:: Task directions ::
Pick up the passage about sheep and their poor collision detection after its final sentence and continue it.

:: Source extract ::

****

But there’s worse to come! I haven’t been studying these things for months not to have sussed their game. Sheep – and here’s an important scientific observation as befits a serious veterinary science journal such as this esteemed periodical – are deficient in many ways, and possibly their most serious deficiency is that they have an underperforming collision detection system. Which, of course, they have turned to their advantage in their quest to disrupt human life. Just look how they managed to influence the Barons and Lords of old to get the glens and hills cleared in the clearances for starters.
Their collision detection deficiency is a device that they have off to perfection, and I see the evidence at least once a week on my drive to work.
It usually starts with the profuse presence of rumenal contents strewn across the carriageway, marked indelibly by black skid marks ingrained into the surface of the tarmac. A bit further on we have the contents of an ovine cardiovascular system intermingled with intestinal remains, and a bit of wool here and a bit of flesh there finally leads us to the carcase upended on the roadside, waiting for the crows (or if we’re lucky, a Red Kite or two) to come and polish off the remains before the foxes arrive or the farmer, even.

****

:: Records supplied ::
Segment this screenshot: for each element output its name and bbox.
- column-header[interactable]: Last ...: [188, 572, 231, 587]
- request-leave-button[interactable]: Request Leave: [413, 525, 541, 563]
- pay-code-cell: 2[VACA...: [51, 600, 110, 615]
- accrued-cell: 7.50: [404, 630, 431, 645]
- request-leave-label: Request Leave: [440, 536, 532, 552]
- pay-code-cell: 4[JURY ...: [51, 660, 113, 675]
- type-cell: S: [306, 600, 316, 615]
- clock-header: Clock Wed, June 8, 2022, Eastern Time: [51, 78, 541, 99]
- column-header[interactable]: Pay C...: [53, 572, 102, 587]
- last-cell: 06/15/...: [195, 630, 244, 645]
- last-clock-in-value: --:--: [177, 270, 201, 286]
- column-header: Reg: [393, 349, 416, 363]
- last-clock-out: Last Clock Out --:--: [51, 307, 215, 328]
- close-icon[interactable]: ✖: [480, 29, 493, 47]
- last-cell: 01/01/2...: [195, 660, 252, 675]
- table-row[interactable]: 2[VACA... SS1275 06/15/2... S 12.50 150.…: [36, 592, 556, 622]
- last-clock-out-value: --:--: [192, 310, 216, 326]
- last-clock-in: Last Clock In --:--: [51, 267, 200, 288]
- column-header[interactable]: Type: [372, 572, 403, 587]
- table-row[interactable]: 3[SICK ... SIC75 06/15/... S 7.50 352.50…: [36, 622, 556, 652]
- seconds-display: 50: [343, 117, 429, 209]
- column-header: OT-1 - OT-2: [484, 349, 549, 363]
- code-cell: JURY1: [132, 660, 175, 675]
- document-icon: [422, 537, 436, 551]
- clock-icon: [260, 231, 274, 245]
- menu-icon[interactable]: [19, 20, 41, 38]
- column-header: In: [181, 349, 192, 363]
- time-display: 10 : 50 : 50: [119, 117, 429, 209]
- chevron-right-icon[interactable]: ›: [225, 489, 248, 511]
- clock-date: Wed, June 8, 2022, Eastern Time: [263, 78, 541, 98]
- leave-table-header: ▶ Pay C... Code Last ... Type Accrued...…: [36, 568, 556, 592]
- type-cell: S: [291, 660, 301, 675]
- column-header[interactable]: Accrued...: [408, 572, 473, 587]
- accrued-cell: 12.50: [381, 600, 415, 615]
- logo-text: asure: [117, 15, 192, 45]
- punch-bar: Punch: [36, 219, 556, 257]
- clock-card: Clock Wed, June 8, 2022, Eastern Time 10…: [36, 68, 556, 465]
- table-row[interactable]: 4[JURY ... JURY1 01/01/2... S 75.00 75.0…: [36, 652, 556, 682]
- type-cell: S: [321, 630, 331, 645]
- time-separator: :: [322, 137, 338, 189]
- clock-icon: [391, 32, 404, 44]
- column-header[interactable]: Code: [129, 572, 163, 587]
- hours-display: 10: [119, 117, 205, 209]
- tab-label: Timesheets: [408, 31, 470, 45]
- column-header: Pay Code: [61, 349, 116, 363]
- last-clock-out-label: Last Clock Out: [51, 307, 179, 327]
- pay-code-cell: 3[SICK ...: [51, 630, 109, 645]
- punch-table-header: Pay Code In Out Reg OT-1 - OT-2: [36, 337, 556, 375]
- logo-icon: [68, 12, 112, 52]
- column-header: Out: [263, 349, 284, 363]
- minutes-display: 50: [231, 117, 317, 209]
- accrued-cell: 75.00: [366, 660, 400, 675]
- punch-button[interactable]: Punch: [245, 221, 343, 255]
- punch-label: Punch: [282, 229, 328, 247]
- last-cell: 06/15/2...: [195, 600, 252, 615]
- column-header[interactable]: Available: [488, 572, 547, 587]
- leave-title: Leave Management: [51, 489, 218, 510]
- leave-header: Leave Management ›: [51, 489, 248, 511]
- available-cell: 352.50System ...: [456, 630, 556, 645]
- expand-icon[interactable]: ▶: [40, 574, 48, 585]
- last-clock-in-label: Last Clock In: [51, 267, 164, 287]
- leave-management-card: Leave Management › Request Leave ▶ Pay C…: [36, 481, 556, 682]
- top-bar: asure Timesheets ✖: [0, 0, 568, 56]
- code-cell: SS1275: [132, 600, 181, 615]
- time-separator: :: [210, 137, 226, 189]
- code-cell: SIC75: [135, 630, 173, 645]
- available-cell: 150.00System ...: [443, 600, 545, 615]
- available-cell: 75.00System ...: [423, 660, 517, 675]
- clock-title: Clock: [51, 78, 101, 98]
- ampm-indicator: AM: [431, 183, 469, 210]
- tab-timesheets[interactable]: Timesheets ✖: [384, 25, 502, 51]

****

:: Answer box ::
The master plan…
I think they do it deliberately. I think this is their plot – hatched deep in the bracken at the roadside during heavy munching sessions and gazing sessions and marching sessions. This is their master plan, these malevolent creatures. They gather along the road verges, eating the grass till the roots show, lying down wherever the fancy takes them; then, just as a huge lorry full of stone comes by, they launch themselves across the road. This is the point where, on the road, you’ll always find the last dollop from that sheep. It is deposited at the point where the deficient collision detection system kicks in and the sheep realises that it is too late, and says to itself “Oh shit” – which it does, having a last laugh as it thinks of the next hairy biker to come along, before getting splattered along the road, ending up as crow fodder.
Nobody wins in these encounters, and if the stone lorry happens actually to be a Nissan Micra, then it is even worse. You can imagine the local plod: “’Ello ’ello ’ello – what’s all this ’ere then? Been sheep rustling again, ’ave we? You got a sheep’s head in your headlight! It’s still got the eyes in – is it going to see you down the road?”
So there we have it. They’re after us, make no mistake. They lie in on the verge, bum just sticking onto the road, making us swerve to avoid them, but also lulling us into a sense of false security that they’re harmless – and actually, if you get out and about too early, you’ll find them all over the road, b******d if they’re going to move to let you by.
If the road’s been salted, they’re all over it licking away for all they’re worth. They get into banks and scrub around like they’ve got the fleas, and rub their bums on signposts till they bend, and when they have lambs the mothers teach all of them to do the same tricks. It continues from generation to generation. I tell you – they’re after us even if it does involve some personal sacrifice from a few.
So the next time you are driving along some sheepish place marvelling at the scenery, cooing at the little lambs among the young bracken fronds, with buttercups blooming, and larks larking, just remember, you have been warned. These are not as innocent as you think; they are plotting against you. So hurry on by, get where you’re going, and when you get there and have a stiff cup of tea, you be grateful that you once read an article in this journal that warned you of the fate you have just avoided.